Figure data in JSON
** START **
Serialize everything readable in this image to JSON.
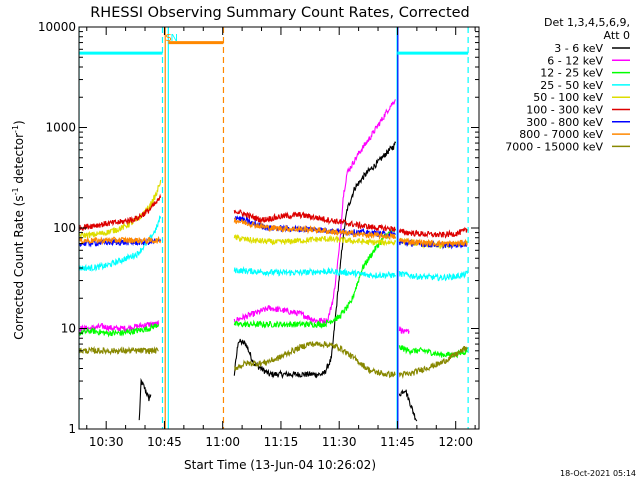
{
  "chart_data": {
    "type": "line",
    "title": "RHESSI Observing Summary Count Rates, Corrected",
    "xlabel": "Start Time (13-Jun-04 10:26:02)",
    "ylabel_main": "Corrected Count Rate (s",
    "ylabel_sup1": "-1",
    "ylabel_mid": " detector",
    "ylabel_sup2": "-1",
    "ylabel_end": ")",
    "y_scale": "log",
    "ylim": [
      1,
      10000
    ],
    "xlim_minutes": [
      623,
      726
    ],
    "x_ticks": [
      {
        "min": 630,
        "label": "10:30"
      },
      {
        "min": 645,
        "label": "10:45"
      },
      {
        "min": 660,
        "label": "11:00"
      },
      {
        "min": 675,
        "label": "11:15"
      },
      {
        "min": 690,
        "label": "11:30"
      },
      {
        "min": 705,
        "label": "11:45"
      },
      {
        "min": 720,
        "label": "12:00"
      }
    ],
    "y_ticks": [
      {
        "v": 1,
        "label": "1"
      },
      {
        "v": 10,
        "label": "10"
      },
      {
        "v": 100,
        "label": "100"
      },
      {
        "v": 1000,
        "label": "1000"
      },
      {
        "v": 10000,
        "label": "10000"
      }
    ],
    "legend": {
      "header1": "Det 1,3,4,5,6,9,",
      "header2": "Att 0",
      "entries": [
        {
          "label": "3 - 6 keV",
          "color": "#000000"
        },
        {
          "label": "6 - 12 keV",
          "color": "#ff00ff"
        },
        {
          "label": "12 - 25 keV",
          "color": "#00ff00"
        },
        {
          "label": "25 - 50 keV",
          "color": "#00ffff"
        },
        {
          "label": "50 - 100 keV",
          "color": "#dddd00"
        },
        {
          "label": "100 - 300 keV",
          "color": "#dd0000"
        },
        {
          "label": "300 - 800 keV",
          "color": "#0000ff"
        },
        {
          "label": "800 - 7000 keV",
          "color": "#ff8800"
        },
        {
          "label": "7000 - 15000 keV",
          "color": "#888800"
        }
      ]
    },
    "flags": [
      {
        "label": "S",
        "min": 645.0,
        "color": "#ff8800"
      },
      {
        "label": "N",
        "min": 646.3,
        "color": "#00ffff"
      }
    ],
    "bars": [
      {
        "name": "saa-bar",
        "from": 646.0,
        "to": 660.2,
        "y": 7000,
        "color": "#ff8800"
      },
      {
        "name": "night-bar-1",
        "from": 623.0,
        "to": 644.5,
        "y": 5500,
        "color": "#00ffff"
      },
      {
        "name": "night-bar-2",
        "from": 705.0,
        "to": 723.2,
        "y": 5500,
        "color": "#00ffff"
      }
    ],
    "vlines": [
      {
        "name": "night-start-1",
        "min": 623.0,
        "color": "#00ffff",
        "dash": false
      },
      {
        "name": "night-end-1",
        "min": 644.5,
        "color": "#00ffff",
        "dash": true
      },
      {
        "name": "saa-start",
        "min": 645.2,
        "color": "#ff8800",
        "dash": false
      },
      {
        "name": "night-start-2",
        "min": 646.0,
        "color": "#00ffff",
        "dash": false
      },
      {
        "name": "saa-end",
        "min": 660.2,
        "color": "#ff8800",
        "dash": true
      },
      {
        "name": "night-end-2",
        "min": 704.9,
        "color": "#00ffff",
        "dash": false
      },
      {
        "name": "attenuator-line",
        "min": 705.1,
        "color": "#0000ff",
        "dash": false
      },
      {
        "name": "night-start-3",
        "min": 723.2,
        "color": "#00ffff",
        "dash": true
      }
    ],
    "series": [
      {
        "name": "3 - 6 keV",
        "color": "#000000",
        "segments": [
          [
            [
              638.5,
              1.2
            ],
            [
              639.0,
              3.0
            ],
            [
              640.0,
              2.5
            ],
            [
              641.0,
              2.0
            ],
            [
              641.5,
              2.2
            ]
          ],
          [
            [
              663.0,
              3.5
            ],
            [
              664.0,
              7.5
            ],
            [
              666.0,
              7.0
            ],
            [
              668.0,
              4.5
            ],
            [
              672.0,
              3.5
            ],
            [
              680.0,
              3.5
            ],
            [
              686.0,
              3.5
            ],
            [
              688.0,
              5.0
            ],
            [
              689.5,
              20.0
            ],
            [
              691.0,
              80.0
            ],
            [
              692.0,
              150.0
            ],
            [
              694.0,
              250.0
            ],
            [
              697.0,
              350.0
            ],
            [
              700.0,
              450.0
            ],
            [
              702.0,
              550.0
            ],
            [
              704.0,
              650.0
            ],
            [
              704.5,
              700.0
            ]
          ],
          [
            [
              705.5,
              2.2
            ],
            [
              707.0,
              2.5
            ],
            [
              709.0,
              1.5
            ],
            [
              710.0,
              1.2
            ]
          ]
        ]
      },
      {
        "name": "6 - 12 keV",
        "color": "#ff00ff",
        "segments": [
          [
            [
              623.0,
              10.0
            ],
            [
              626.0,
              10.0
            ],
            [
              629.0,
              10.5
            ],
            [
              632.0,
              10.0
            ],
            [
              635.0,
              10.0
            ],
            [
              638.0,
              10.5
            ],
            [
              641.0,
              11.0
            ],
            [
              643.5,
              11.0
            ]
          ],
          [
            [
              663.0,
              12.0
            ],
            [
              668.0,
              14.0
            ],
            [
              672.0,
              16.0
            ],
            [
              676.0,
              15.0
            ],
            [
              680.0,
              14.0
            ],
            [
              684.0,
              12.0
            ],
            [
              687.0,
              12.0
            ],
            [
              688.5,
              20.0
            ],
            [
              690.0,
              60.0
            ],
            [
              691.0,
              200.0
            ],
            [
              692.0,
              350.0
            ],
            [
              695.0,
              550.0
            ],
            [
              698.0,
              800.0
            ],
            [
              701.0,
              1200.0
            ],
            [
              703.0,
              1600.0
            ],
            [
              704.5,
              1900.0
            ]
          ],
          [
            [
              705.5,
              10.0
            ],
            [
              707.0,
              9.0
            ],
            [
              708.0,
              9.5
            ]
          ]
        ]
      },
      {
        "name": "12 - 25 keV",
        "color": "#00ff00",
        "segments": [
          [
            [
              623.0,
              9.0
            ],
            [
              626.0,
              9.5
            ],
            [
              630.0,
              9.0
            ],
            [
              634.0,
              9.0
            ],
            [
              638.0,
              9.5
            ],
            [
              641.0,
              10.0
            ],
            [
              643.5,
              11.0
            ]
          ],
          [
            [
              663.0,
              11.0
            ],
            [
              668.0,
              11.0
            ],
            [
              674.0,
              11.0
            ],
            [
              680.0,
              11.0
            ],
            [
              686.0,
              11.0
            ],
            [
              690.0,
              13.0
            ],
            [
              693.0,
              18.0
            ],
            [
              696.0,
              40.0
            ],
            [
              699.0,
              60.0
            ],
            [
              702.0,
              85.0
            ],
            [
              704.5,
              95.0
            ]
          ],
          [
            [
              705.5,
              6.5
            ],
            [
              708.0,
              6.0
            ],
            [
              712.0,
              6.0
            ],
            [
              716.0,
              5.5
            ],
            [
              720.0,
              5.5
            ],
            [
              723.0,
              6.0
            ]
          ]
        ]
      },
      {
        "name": "25 - 50 keV",
        "color": "#00ffff",
        "segments": [
          [
            [
              623.0,
              40.0
            ],
            [
              626.0,
              40.0
            ],
            [
              630.0,
              42.0
            ],
            [
              634.0,
              48.0
            ],
            [
              638.0,
              55.0
            ],
            [
              641.0,
              75.0
            ],
            [
              643.0,
              100.0
            ],
            [
              644.0,
              130.0
            ]
          ],
          [
            [
              663.0,
              38.0
            ],
            [
              668.0,
              37.0
            ],
            [
              674.0,
              36.0
            ],
            [
              680.0,
              36.0
            ],
            [
              686.0,
              37.0
            ],
            [
              692.0,
              36.0
            ],
            [
              698.0,
              34.0
            ],
            [
              704.5,
              34.0
            ]
          ],
          [
            [
              705.5,
              35.0
            ],
            [
              710.0,
              33.0
            ],
            [
              716.0,
              32.0
            ],
            [
              720.0,
              33.0
            ],
            [
              723.0,
              35.0
            ]
          ]
        ]
      },
      {
        "name": "50 - 100 keV",
        "color": "#dddd00",
        "segments": [
          [
            [
              623.0,
              85.0
            ],
            [
              626.0,
              85.0
            ],
            [
              630.0,
              90.0
            ],
            [
              634.0,
              100.0
            ],
            [
              638.0,
              120.0
            ],
            [
              641.0,
              160.0
            ],
            [
              643.0,
              220.0
            ],
            [
              644.0,
              300.0
            ]
          ],
          [
            [
              663.0,
              80.0
            ],
            [
              668.0,
              75.0
            ],
            [
              674.0,
              72.0
            ],
            [
              680.0,
              75.0
            ],
            [
              686.0,
              78.0
            ],
            [
              692.0,
              75.0
            ],
            [
              698.0,
              72.0
            ],
            [
              704.5,
              72.0
            ]
          ],
          [
            [
              705.5,
              75.0
            ],
            [
              710.0,
              70.0
            ],
            [
              716.0,
              66.0
            ],
            [
              720.0,
              68.0
            ],
            [
              723.0,
              72.0
            ]
          ]
        ]
      },
      {
        "name": "100 - 300 keV",
        "color": "#dd0000",
        "segments": [
          [
            [
              623.0,
              100.0
            ],
            [
              626.0,
              105.0
            ],
            [
              630.0,
              110.0
            ],
            [
              634.0,
              115.0
            ],
            [
              638.0,
              125.0
            ],
            [
              641.0,
              150.0
            ],
            [
              643.0,
              180.0
            ],
            [
              644.0,
              200.0
            ]
          ],
          [
            [
              663.0,
              150.0
            ],
            [
              666.0,
              135.0
            ],
            [
              670.0,
              120.0
            ],
            [
              675.0,
              130.0
            ],
            [
              680.0,
              135.0
            ],
            [
              685.0,
              125.0
            ],
            [
              690.0,
              115.0
            ],
            [
              696.0,
              105.0
            ],
            [
              700.0,
              100.0
            ],
            [
              704.5,
              98.0
            ]
          ],
          [
            [
              705.5,
              92.0
            ],
            [
              710.0,
              88.0
            ],
            [
              716.0,
              85.0
            ],
            [
              720.0,
              88.0
            ],
            [
              723.0,
              95.0
            ]
          ]
        ]
      },
      {
        "name": "300 - 800 keV",
        "color": "#0000ff",
        "segments": [
          [
            [
              623.0,
              70.0
            ],
            [
              630.0,
              72.0
            ],
            [
              636.0,
              72.0
            ],
            [
              640.0,
              72.0
            ],
            [
              644.0,
              74.0
            ]
          ],
          [
            [
              663.0,
              130.0
            ],
            [
              668.0,
              110.0
            ],
            [
              672.0,
              100.0
            ],
            [
              678.0,
              98.0
            ],
            [
              684.0,
              97.0
            ],
            [
              690.0,
              92.0
            ],
            [
              696.0,
              90.0
            ],
            [
              700.0,
              88.0
            ],
            [
              704.5,
              86.0
            ]
          ],
          [
            [
              705.5,
              72.0
            ],
            [
              710.0,
              70.0
            ],
            [
              716.0,
              68.0
            ],
            [
              720.0,
              68.0
            ],
            [
              723.0,
              70.0
            ]
          ]
        ]
      },
      {
        "name": "800 - 7000 keV",
        "color": "#ff8800",
        "segments": [
          [
            [
              623.0,
              75.0
            ],
            [
              628.0,
              75.0
            ],
            [
              634.0,
              76.0
            ],
            [
              640.0,
              75.0
            ],
            [
              644.0,
              75.0
            ]
          ],
          [
            [
              663.0,
              120.0
            ],
            [
              668.0,
              108.0
            ],
            [
              672.0,
              100.0
            ],
            [
              678.0,
              98.0
            ],
            [
              684.0,
              96.0
            ],
            [
              690.0,
              90.0
            ],
            [
              696.0,
              86.0
            ],
            [
              700.0,
              84.0
            ],
            [
              704.5,
              82.0
            ]
          ],
          [
            [
              705.5,
              75.0
            ],
            [
              710.0,
              72.0
            ],
            [
              716.0,
              70.0
            ],
            [
              720.0,
              70.0
            ],
            [
              723.0,
              72.0
            ]
          ]
        ]
      },
      {
        "name": "7000 - 15000 keV",
        "color": "#888800",
        "segments": [
          [
            [
              623.0,
              6.0
            ],
            [
              626.0,
              6.0
            ],
            [
              630.0,
              6.0
            ],
            [
              634.0,
              6.0
            ],
            [
              638.0,
              6.0
            ],
            [
              641.0,
              6.0
            ],
            [
              643.5,
              6.0
            ]
          ],
          [
            [
              663.0,
              4.0
            ],
            [
              666.0,
              4.5
            ],
            [
              670.0,
              4.5
            ],
            [
              674.0,
              5.0
            ],
            [
              678.0,
              6.0
            ],
            [
              682.0,
              7.0
            ],
            [
              686.0,
              7.0
            ],
            [
              690.0,
              6.5
            ],
            [
              694.0,
              5.0
            ],
            [
              698.0,
              3.8
            ],
            [
              702.0,
              3.5
            ],
            [
              704.5,
              3.5
            ]
          ],
          [
            [
              705.5,
              3.5
            ],
            [
              708.0,
              3.5
            ],
            [
              712.0,
              4.0
            ],
            [
              716.0,
              4.5
            ],
            [
              720.0,
              5.5
            ],
            [
              723.0,
              6.5
            ]
          ]
        ]
      }
    ],
    "grid": false,
    "legend_position": "right"
  },
  "timestamp": "18-Oct-2021 05:14"
}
** END **
_What the task asks:_ Search the data for the string "night". List each line that has it.

_Task response:_
        "name": "night-bar-1",
        "name": "night-bar-2",
        "name": "night-start-1",
        "name": "night-end-1",
        "name": "night-start-2",
        "name": "night-end-2",
        "name": "night-start-3",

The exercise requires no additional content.